__Data for this task__
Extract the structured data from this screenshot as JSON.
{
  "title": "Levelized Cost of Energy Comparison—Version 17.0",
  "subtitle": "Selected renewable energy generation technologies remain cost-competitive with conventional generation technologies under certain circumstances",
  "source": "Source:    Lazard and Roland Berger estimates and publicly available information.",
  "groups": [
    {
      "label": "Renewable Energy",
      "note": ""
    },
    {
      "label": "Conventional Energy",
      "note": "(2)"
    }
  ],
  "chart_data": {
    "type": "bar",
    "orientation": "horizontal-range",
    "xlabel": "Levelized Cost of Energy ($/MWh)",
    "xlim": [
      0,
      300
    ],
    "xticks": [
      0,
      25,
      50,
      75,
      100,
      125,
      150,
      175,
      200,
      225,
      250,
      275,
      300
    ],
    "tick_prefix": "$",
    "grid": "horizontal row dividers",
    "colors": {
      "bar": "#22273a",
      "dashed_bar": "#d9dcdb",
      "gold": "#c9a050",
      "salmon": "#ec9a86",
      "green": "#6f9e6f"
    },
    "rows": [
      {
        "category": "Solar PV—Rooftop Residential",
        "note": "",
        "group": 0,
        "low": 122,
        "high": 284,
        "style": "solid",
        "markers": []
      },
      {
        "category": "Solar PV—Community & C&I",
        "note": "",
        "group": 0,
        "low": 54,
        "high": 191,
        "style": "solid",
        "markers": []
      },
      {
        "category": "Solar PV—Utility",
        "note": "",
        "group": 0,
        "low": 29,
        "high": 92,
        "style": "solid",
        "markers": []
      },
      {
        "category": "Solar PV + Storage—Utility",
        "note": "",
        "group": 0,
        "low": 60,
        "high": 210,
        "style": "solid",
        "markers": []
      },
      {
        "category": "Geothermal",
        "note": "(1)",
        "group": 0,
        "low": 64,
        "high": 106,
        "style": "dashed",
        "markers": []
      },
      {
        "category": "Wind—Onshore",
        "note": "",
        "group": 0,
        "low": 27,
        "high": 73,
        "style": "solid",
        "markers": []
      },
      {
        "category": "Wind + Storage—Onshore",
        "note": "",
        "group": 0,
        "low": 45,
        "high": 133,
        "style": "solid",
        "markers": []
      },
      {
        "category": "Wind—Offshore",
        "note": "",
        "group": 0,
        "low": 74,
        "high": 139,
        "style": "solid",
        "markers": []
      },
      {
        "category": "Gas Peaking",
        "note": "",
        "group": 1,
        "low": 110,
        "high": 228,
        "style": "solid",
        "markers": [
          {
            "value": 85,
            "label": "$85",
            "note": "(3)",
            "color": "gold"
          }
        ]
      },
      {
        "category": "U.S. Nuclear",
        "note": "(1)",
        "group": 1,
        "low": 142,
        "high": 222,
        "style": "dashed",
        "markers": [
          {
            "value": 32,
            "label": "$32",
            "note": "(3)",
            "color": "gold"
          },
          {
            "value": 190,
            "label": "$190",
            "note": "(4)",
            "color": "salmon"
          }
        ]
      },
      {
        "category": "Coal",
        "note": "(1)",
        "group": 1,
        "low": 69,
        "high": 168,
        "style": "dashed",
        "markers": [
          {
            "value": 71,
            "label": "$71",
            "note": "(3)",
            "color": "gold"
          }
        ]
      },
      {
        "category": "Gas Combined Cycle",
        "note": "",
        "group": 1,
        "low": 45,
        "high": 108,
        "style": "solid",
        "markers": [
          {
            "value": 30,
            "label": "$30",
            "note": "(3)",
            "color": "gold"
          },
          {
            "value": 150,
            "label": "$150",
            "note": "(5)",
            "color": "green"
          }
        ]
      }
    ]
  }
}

__Written problem__
Search the lines for "Solar". Copy each line that has it.

__Right answer__
        "category": "Solar PV—Rooftop Residential",
        "category": "Solar PV—Community & C&I",
        "category": "Solar PV—Utility",
        "category": "Solar PV + Storage—Utility",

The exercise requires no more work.